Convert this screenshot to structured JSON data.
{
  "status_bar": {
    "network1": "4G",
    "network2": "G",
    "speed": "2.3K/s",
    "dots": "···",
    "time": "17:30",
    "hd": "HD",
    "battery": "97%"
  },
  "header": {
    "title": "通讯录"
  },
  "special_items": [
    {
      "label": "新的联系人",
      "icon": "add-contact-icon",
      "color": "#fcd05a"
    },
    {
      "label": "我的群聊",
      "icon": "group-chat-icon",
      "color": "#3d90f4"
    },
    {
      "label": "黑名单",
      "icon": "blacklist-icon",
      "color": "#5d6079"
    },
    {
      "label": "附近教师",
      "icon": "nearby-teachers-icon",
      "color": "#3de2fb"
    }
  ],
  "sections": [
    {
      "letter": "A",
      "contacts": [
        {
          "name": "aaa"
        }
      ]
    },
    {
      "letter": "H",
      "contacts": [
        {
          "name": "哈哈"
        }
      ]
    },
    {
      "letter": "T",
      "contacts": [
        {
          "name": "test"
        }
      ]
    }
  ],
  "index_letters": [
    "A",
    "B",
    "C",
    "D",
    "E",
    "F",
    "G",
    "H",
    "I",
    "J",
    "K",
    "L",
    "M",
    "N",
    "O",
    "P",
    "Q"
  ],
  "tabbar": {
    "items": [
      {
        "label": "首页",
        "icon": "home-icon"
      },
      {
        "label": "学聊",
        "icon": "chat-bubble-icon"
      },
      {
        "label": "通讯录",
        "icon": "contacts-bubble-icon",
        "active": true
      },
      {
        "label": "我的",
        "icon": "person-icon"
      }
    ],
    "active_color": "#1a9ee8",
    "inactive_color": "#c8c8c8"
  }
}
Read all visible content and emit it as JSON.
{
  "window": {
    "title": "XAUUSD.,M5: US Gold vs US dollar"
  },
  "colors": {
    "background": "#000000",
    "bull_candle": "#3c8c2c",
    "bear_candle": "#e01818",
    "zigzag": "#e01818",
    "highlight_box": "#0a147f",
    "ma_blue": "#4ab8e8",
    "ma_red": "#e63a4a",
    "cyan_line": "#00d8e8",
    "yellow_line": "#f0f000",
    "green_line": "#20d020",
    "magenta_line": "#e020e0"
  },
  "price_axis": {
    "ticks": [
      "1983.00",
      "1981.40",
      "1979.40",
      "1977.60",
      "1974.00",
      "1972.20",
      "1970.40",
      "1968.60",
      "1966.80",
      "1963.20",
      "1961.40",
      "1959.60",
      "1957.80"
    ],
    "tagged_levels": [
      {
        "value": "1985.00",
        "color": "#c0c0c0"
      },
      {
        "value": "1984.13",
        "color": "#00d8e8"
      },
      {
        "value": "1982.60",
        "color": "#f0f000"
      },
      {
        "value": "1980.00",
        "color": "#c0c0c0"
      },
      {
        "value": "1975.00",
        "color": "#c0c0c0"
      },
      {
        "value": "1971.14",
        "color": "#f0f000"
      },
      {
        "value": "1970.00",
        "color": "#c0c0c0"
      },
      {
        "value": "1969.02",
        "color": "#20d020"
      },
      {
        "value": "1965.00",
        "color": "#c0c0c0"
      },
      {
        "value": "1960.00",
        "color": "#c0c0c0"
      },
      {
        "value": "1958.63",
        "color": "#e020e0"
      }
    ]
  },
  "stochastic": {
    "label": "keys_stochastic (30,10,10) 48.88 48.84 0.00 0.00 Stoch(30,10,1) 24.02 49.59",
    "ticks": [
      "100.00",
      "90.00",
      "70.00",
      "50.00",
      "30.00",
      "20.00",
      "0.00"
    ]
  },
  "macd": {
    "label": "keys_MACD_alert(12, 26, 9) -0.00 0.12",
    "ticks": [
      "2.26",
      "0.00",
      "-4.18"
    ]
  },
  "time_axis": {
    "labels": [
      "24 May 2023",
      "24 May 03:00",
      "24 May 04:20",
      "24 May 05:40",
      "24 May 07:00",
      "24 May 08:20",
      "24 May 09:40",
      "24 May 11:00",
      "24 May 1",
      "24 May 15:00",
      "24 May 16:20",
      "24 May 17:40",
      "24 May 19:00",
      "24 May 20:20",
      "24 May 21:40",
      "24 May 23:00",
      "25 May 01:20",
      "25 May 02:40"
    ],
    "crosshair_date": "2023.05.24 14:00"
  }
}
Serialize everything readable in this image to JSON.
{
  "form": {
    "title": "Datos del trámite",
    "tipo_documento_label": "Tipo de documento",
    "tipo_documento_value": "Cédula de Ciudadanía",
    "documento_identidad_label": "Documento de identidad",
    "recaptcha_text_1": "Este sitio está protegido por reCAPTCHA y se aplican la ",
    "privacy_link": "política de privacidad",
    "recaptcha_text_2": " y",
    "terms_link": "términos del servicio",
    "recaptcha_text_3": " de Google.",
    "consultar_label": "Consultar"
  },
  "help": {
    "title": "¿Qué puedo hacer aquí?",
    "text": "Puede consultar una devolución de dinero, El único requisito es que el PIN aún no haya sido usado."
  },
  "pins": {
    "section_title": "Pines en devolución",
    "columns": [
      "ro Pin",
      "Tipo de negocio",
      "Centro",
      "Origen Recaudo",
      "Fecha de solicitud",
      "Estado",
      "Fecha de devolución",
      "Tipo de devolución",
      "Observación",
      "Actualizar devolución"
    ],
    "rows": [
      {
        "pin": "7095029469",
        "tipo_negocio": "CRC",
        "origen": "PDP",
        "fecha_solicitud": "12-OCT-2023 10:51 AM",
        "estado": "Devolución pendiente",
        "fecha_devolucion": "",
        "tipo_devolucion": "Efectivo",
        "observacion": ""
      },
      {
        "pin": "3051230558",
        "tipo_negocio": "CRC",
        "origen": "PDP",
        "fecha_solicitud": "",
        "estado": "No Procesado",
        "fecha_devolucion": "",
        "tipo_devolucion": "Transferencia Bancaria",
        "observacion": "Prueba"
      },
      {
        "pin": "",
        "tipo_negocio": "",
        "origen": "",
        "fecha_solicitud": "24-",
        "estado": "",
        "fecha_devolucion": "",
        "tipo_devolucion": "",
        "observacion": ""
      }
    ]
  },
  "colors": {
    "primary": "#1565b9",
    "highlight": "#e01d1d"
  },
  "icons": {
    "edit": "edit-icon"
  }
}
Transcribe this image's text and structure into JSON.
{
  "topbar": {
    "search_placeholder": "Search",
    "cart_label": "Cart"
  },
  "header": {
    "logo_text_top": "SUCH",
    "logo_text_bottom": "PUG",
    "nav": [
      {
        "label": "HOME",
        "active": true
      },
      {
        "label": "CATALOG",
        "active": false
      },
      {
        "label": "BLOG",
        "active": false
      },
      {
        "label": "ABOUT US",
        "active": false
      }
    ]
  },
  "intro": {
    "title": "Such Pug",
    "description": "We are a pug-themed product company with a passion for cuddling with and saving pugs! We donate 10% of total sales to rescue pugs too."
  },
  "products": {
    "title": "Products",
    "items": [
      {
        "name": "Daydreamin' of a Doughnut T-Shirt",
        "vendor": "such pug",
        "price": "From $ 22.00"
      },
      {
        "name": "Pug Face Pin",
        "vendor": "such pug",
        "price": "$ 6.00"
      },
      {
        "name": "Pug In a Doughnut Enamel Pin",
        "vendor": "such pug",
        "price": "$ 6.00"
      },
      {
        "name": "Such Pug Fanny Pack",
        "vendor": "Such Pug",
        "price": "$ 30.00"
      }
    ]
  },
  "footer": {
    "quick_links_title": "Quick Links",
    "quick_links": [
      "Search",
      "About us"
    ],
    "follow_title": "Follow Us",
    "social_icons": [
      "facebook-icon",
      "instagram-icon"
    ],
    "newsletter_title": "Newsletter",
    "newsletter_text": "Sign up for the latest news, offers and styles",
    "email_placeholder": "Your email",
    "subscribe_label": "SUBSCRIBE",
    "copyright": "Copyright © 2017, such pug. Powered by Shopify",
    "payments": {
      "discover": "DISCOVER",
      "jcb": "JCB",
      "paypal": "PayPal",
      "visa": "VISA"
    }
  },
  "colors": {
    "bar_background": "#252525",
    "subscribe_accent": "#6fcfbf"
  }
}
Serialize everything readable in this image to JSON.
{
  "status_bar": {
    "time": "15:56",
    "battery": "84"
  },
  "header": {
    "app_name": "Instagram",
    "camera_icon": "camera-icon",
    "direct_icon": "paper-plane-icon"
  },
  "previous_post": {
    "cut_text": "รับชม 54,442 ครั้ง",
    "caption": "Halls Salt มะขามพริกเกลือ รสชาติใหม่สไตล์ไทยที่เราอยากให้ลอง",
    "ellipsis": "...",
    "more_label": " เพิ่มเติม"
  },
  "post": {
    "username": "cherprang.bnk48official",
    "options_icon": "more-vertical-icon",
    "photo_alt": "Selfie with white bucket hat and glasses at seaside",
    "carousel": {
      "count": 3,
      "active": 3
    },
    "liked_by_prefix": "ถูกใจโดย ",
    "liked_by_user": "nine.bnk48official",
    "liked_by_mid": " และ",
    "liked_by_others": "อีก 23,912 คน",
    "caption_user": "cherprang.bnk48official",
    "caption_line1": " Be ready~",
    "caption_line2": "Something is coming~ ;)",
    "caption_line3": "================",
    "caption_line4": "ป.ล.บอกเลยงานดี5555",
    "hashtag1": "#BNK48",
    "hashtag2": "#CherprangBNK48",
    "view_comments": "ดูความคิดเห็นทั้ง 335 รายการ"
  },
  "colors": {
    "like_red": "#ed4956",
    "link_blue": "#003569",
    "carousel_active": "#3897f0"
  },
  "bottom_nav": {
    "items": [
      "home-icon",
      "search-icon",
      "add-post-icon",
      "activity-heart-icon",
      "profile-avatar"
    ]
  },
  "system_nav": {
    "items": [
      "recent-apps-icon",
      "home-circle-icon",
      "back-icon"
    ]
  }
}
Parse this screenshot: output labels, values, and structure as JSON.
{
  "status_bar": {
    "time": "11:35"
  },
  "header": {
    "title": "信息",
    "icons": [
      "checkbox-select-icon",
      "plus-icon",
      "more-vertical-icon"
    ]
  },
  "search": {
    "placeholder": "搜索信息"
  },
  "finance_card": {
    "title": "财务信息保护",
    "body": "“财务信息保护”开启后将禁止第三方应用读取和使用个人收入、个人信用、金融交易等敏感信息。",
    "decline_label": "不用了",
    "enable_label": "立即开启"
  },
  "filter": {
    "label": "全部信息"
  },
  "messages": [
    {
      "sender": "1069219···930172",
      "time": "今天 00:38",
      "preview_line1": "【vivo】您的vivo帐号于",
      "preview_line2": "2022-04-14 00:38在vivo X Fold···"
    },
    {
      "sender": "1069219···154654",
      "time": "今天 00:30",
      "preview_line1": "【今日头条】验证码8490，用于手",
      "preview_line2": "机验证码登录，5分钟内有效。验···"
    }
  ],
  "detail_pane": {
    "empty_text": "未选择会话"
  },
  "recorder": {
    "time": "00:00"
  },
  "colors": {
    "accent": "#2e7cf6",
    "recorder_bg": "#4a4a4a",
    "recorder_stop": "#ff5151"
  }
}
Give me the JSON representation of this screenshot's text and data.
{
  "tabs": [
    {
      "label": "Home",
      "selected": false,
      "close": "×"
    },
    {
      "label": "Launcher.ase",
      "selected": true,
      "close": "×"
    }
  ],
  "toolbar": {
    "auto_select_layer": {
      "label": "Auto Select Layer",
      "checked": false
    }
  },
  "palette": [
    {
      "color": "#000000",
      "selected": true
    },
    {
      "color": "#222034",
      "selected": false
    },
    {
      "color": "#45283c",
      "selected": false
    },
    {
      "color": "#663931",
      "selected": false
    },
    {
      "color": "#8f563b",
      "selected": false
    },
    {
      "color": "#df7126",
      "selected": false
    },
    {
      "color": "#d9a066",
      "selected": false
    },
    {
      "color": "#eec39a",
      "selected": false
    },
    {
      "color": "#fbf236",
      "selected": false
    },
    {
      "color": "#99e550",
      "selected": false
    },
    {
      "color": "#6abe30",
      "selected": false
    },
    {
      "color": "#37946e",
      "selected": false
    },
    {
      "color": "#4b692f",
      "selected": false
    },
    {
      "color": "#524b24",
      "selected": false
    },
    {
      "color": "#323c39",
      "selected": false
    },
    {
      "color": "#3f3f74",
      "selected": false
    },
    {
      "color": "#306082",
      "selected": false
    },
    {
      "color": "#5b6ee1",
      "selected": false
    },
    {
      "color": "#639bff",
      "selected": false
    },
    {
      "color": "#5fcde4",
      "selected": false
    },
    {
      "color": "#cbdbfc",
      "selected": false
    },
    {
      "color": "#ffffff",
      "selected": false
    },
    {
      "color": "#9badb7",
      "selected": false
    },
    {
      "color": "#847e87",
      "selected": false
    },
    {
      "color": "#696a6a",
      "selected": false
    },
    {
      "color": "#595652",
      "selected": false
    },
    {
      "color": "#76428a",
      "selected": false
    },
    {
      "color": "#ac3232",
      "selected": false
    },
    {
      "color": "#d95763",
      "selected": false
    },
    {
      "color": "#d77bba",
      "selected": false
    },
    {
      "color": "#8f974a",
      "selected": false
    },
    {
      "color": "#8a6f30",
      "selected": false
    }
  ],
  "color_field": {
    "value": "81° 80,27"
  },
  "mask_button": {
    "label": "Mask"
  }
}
........
## Written exercise:
Check each line of the data above for the word "财务信息保护", then state how many lines have it. Give the number alone.

## Result:
2